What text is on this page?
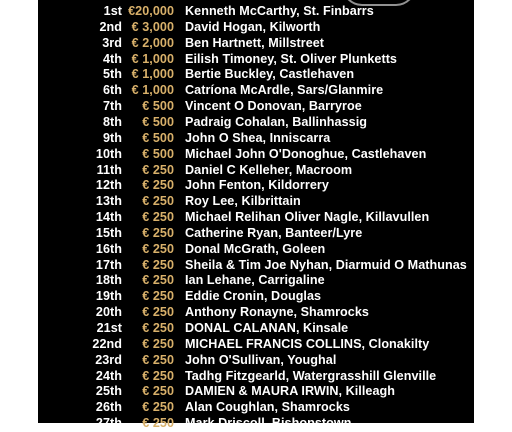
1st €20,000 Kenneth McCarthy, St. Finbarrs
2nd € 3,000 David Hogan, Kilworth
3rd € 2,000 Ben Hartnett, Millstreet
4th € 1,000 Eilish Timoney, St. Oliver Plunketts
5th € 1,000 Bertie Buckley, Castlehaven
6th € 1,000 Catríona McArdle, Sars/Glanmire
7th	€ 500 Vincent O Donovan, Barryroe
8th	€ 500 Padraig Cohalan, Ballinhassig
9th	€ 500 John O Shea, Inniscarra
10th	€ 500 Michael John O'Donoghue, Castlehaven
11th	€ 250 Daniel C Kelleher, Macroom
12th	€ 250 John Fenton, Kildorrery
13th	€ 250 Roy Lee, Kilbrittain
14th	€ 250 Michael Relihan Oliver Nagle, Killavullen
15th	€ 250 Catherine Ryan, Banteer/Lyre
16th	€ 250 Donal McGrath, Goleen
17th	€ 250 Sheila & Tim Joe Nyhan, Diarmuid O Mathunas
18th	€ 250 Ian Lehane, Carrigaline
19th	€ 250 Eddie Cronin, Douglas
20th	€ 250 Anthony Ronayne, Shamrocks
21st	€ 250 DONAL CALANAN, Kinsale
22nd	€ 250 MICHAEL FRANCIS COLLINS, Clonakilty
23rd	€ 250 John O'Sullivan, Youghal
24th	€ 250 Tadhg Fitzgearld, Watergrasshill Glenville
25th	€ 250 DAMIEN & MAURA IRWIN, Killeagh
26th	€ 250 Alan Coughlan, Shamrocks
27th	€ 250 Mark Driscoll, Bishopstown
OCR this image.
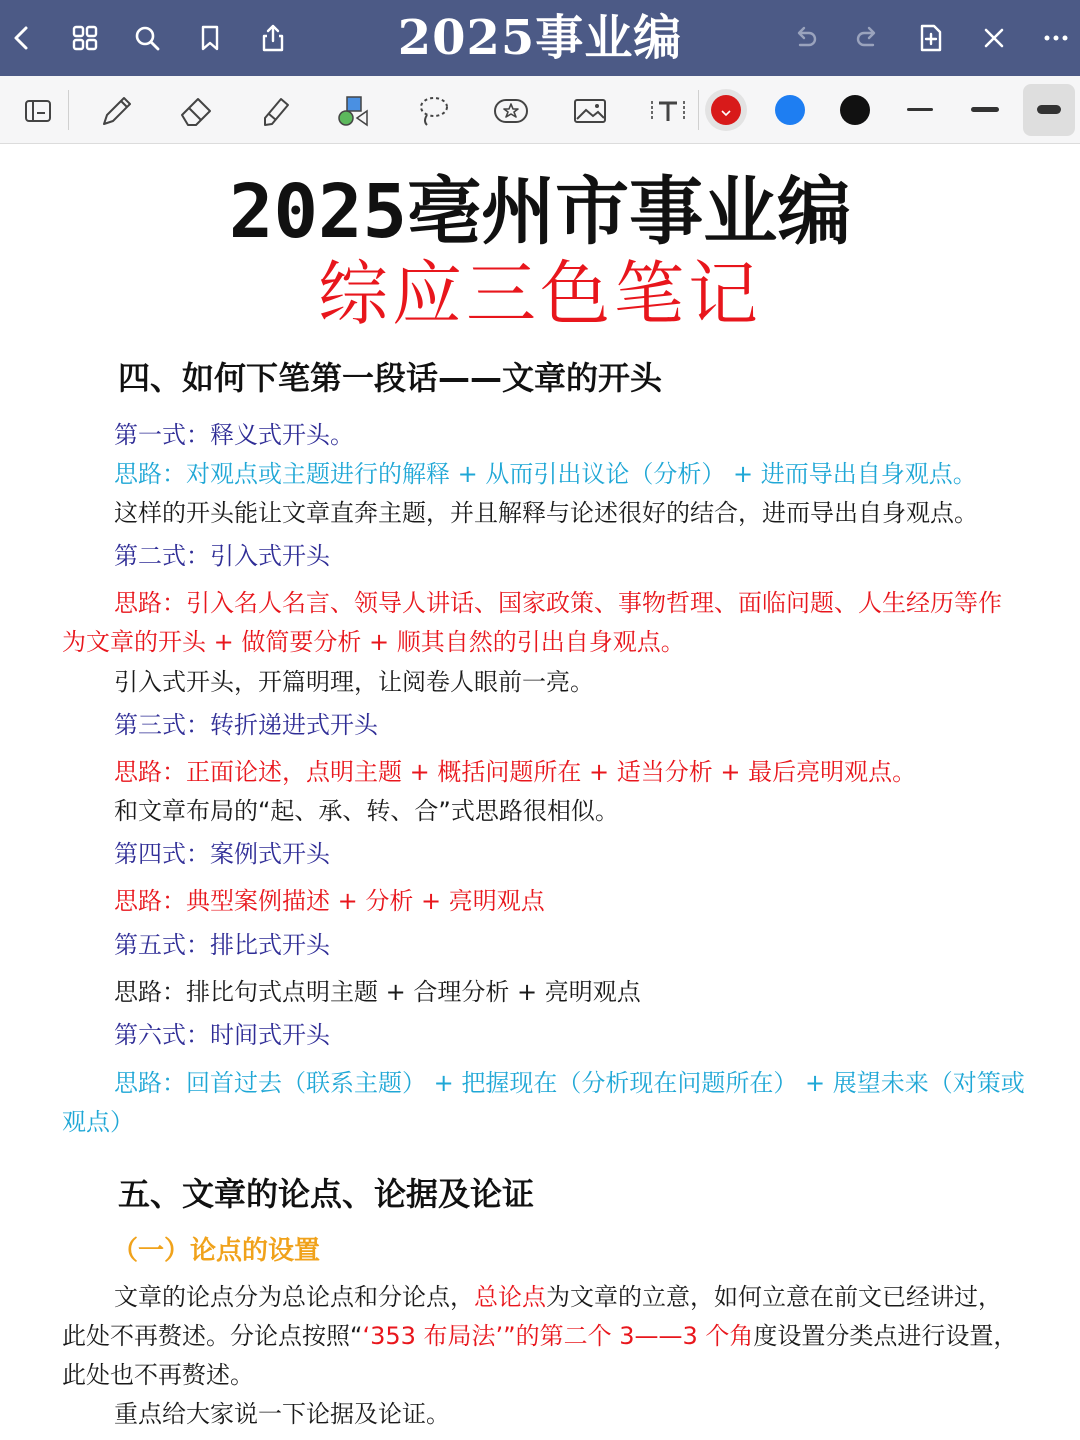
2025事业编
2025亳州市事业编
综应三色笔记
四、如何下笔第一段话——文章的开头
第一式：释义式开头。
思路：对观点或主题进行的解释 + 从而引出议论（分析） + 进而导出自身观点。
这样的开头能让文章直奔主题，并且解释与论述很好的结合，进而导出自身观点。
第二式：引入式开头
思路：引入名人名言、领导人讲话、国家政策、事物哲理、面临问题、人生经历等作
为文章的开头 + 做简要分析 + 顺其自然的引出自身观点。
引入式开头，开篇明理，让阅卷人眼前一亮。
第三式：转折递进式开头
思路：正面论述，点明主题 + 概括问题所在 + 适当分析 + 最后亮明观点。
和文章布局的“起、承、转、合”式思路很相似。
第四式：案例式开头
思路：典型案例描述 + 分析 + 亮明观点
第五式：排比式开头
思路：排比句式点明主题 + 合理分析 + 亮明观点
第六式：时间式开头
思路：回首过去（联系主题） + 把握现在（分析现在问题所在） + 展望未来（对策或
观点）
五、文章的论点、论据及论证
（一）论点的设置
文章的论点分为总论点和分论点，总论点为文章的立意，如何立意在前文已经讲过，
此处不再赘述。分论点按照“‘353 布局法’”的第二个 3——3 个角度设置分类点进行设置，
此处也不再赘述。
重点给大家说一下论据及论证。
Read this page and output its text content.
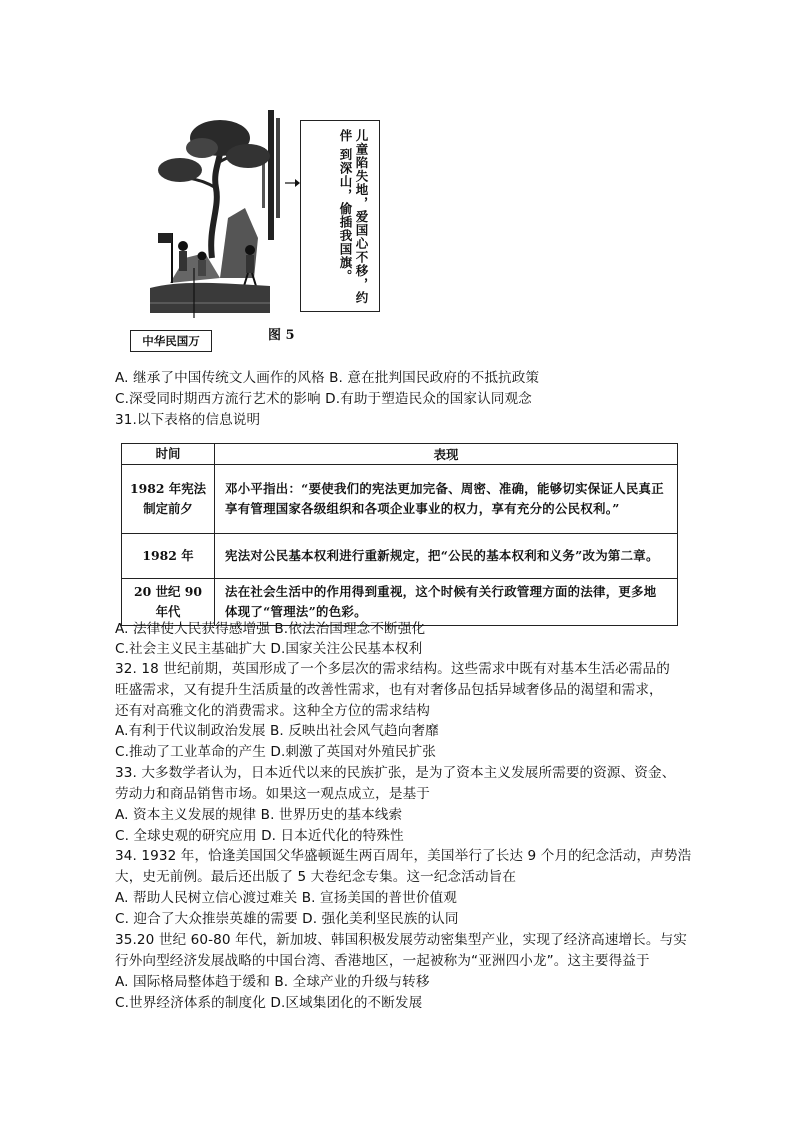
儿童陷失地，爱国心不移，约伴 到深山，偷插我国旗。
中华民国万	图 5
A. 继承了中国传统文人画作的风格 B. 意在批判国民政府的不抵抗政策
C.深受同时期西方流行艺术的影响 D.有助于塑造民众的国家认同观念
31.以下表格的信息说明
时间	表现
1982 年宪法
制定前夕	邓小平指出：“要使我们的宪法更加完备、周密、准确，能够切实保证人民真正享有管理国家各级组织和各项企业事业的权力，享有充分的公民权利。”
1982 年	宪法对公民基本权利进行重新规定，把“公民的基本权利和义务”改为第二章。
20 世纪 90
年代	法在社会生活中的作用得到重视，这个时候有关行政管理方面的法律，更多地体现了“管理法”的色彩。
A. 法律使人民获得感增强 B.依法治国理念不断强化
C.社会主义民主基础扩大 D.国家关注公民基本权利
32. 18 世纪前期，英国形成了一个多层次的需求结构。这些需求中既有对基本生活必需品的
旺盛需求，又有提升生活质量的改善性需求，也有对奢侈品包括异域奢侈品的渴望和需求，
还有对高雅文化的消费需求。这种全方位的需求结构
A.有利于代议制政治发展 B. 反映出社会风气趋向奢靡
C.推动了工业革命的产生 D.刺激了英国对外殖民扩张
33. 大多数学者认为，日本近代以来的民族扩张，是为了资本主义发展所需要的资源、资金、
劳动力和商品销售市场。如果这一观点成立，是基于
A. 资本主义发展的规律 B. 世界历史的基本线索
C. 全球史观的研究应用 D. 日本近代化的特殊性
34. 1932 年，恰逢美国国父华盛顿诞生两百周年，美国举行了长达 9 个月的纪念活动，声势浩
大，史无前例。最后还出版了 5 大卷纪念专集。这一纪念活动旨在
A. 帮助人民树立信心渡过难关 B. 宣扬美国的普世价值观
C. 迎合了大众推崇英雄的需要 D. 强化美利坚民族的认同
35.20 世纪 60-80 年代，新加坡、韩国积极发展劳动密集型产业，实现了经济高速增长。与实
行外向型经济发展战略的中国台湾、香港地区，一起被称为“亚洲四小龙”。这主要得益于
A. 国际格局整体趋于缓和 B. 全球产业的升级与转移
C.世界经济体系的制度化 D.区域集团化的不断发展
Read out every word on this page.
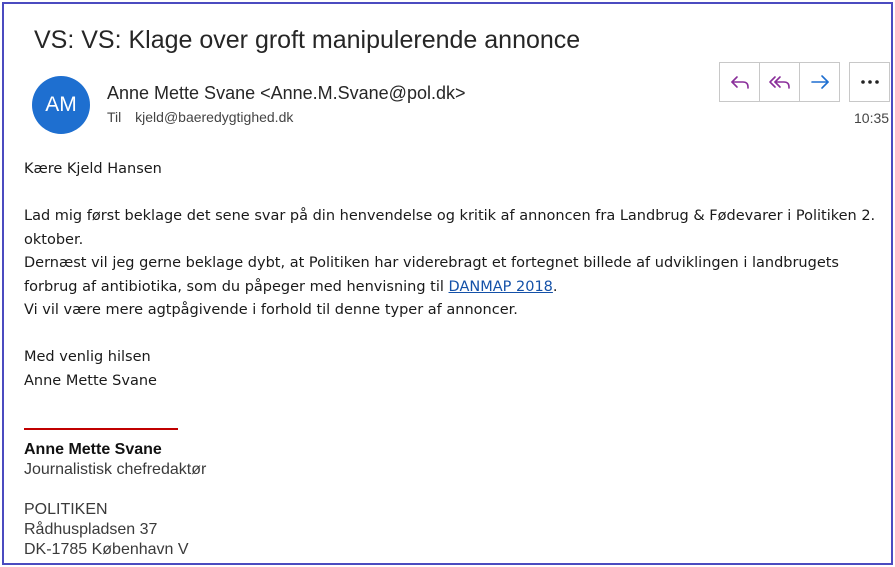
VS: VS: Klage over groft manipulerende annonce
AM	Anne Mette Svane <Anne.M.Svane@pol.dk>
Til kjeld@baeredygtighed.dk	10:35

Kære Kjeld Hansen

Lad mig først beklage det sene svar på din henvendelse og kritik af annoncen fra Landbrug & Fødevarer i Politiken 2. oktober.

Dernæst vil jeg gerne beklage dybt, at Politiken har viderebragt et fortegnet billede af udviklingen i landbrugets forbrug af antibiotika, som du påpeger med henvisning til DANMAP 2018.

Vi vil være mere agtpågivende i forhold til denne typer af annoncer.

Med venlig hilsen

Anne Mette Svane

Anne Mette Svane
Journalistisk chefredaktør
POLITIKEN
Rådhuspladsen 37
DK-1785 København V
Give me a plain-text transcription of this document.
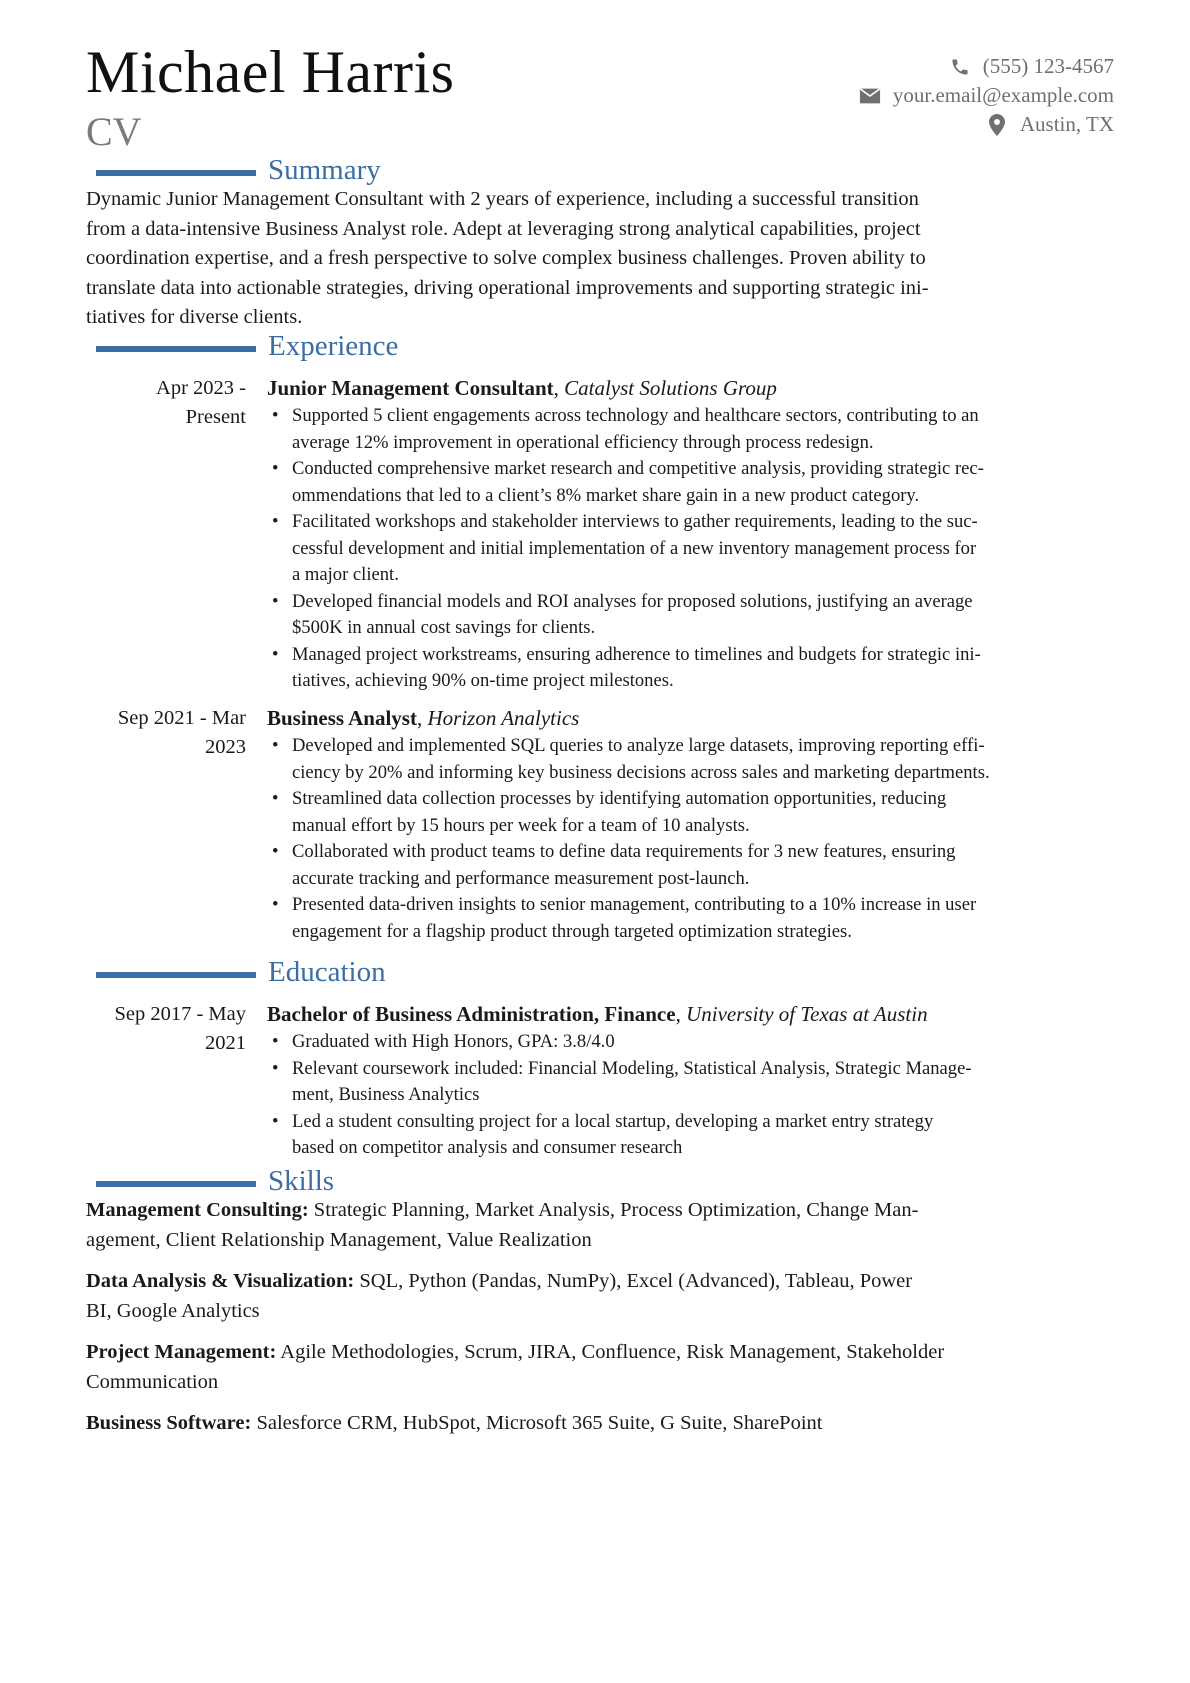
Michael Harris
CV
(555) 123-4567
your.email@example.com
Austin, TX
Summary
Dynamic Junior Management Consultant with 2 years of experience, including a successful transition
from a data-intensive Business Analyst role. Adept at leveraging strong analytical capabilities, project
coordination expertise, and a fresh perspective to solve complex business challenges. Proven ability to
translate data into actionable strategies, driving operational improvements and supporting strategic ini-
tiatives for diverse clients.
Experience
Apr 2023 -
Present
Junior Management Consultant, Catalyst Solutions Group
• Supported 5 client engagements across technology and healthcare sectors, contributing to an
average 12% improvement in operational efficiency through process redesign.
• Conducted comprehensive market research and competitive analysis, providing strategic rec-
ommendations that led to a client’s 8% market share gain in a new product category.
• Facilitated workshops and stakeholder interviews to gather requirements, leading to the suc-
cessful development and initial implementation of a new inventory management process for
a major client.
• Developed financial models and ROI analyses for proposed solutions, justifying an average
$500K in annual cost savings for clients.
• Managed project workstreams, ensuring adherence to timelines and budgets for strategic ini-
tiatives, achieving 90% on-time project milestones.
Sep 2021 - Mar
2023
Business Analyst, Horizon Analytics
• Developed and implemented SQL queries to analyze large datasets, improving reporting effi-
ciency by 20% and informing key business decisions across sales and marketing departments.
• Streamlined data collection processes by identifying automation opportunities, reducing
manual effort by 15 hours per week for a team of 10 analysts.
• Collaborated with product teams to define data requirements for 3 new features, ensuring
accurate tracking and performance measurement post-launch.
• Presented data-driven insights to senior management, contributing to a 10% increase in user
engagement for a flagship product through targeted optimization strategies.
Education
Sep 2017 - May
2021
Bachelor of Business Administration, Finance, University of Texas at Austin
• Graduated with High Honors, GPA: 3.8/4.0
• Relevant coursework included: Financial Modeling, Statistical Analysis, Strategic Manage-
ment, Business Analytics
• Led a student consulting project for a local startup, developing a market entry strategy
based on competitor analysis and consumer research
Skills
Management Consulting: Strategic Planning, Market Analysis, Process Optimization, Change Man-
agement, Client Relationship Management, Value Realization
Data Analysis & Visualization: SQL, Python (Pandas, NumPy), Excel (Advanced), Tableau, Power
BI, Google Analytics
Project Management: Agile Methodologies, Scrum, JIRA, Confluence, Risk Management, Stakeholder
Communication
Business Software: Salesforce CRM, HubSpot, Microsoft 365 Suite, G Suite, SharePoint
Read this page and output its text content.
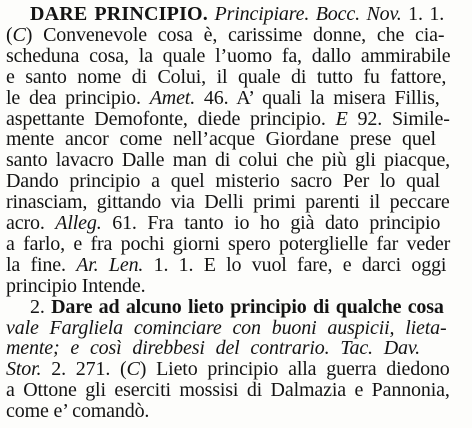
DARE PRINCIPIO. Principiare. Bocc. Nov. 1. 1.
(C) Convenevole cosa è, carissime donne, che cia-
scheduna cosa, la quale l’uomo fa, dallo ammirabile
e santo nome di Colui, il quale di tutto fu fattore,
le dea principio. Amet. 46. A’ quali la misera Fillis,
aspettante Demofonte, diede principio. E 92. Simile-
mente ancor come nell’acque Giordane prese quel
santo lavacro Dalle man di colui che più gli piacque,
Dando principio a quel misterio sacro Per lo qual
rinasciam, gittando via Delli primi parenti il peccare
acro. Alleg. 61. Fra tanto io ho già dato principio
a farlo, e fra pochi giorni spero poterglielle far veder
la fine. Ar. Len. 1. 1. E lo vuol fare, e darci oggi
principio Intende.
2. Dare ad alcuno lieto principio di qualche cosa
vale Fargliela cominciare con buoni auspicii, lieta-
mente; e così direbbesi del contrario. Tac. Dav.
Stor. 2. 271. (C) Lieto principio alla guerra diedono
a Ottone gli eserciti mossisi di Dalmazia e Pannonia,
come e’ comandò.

——

◆ Goal of the exercise ◆
Which lines of the data include "Consultant"? Copy each of them.

◆ Task solution ◆
Dynamic Junior Management Consultant with 2 years of experience, including a successful transition
Junior Management Consultant, Catalyst Solutions Group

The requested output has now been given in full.